### Short problem
Using the records below, locate all lines containing "荷马史诗" and return them.
**** Records to process
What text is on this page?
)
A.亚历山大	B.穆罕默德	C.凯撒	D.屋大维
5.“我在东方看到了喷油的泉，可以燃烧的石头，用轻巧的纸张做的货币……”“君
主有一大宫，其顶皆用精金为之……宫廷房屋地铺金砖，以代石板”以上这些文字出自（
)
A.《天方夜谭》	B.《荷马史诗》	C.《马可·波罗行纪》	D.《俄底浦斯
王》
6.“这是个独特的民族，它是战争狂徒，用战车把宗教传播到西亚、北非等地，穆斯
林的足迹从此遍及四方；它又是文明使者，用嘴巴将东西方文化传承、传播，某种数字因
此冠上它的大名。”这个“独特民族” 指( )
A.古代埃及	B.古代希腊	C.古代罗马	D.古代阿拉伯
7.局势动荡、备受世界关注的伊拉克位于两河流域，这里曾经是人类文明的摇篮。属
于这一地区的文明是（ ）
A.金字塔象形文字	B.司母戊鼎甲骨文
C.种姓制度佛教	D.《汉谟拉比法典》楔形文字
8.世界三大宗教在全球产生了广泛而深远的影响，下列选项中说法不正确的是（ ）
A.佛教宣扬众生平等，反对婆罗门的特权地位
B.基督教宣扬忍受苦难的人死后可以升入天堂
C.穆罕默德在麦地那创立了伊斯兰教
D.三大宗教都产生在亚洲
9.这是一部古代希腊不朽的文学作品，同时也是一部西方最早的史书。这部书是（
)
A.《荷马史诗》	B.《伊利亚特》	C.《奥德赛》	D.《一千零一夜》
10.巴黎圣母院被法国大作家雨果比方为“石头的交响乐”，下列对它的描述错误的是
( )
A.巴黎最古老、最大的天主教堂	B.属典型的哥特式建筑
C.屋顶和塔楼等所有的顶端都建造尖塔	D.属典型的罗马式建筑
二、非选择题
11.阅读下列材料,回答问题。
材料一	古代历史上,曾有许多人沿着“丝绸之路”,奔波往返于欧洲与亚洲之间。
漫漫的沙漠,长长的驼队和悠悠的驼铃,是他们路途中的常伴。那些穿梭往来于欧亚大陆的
********
### Correct response
A.《天方夜谭》	B.《荷马史诗》	C.《马可·波罗行纪》	D.《俄底浦斯
A.《荷马史诗》	B.《伊利亚特》	C.《奥德赛》	D.《一千零一夜》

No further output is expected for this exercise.